(Saved entries)

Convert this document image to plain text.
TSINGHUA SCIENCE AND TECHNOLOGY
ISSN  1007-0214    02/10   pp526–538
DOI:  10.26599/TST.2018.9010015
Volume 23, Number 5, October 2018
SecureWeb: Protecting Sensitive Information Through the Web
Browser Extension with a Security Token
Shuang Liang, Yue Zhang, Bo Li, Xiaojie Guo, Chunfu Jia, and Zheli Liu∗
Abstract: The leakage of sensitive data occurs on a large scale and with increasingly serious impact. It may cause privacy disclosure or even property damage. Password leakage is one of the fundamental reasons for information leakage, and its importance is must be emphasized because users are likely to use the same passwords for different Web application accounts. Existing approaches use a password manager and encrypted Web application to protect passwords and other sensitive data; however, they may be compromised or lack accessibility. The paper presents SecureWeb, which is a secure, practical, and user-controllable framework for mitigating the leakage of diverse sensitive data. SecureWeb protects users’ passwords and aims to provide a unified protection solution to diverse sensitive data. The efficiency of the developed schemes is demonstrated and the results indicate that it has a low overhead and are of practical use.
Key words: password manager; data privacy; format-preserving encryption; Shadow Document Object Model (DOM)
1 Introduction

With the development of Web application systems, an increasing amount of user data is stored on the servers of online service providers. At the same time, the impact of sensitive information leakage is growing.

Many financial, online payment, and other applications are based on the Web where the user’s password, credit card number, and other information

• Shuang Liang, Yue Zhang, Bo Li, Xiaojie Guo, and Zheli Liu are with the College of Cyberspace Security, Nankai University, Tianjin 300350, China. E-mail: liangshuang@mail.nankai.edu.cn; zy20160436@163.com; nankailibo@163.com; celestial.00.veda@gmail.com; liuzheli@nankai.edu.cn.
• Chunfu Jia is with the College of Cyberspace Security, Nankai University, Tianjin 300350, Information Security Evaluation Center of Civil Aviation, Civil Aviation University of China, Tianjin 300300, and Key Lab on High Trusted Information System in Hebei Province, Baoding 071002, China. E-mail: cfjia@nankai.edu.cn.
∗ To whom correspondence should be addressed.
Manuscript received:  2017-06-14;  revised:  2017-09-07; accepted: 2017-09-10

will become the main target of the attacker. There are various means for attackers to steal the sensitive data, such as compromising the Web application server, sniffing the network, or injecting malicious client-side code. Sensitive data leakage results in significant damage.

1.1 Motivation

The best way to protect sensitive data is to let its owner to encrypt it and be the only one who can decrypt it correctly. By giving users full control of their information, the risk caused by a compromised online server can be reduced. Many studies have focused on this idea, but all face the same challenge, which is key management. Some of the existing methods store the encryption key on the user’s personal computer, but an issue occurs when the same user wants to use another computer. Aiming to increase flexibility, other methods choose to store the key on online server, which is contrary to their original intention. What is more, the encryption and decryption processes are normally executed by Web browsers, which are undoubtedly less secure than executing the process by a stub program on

• Goal of the exercise:
Search the records for the word "Shuang" and copy every line where it occurs.

• Solution:
Shuang Liang, Yue Zhang, Bo Li, Xiaojie Guo, Chunfu Jia, and Zheli Liu∗
• Shuang Liang, Yue Zhang, Bo Li, Xiaojie Guo, and Zheli Liu are with the College of Cyberspace Security, Nankai University, Tianjin 300350, China. E-mail: liangshuang@mail.nankai.edu.cn; zy20160436@163.com; nankailibo@163.com; celestial.00.veda@gmail.com; liuzheli@nankai.edu.cn.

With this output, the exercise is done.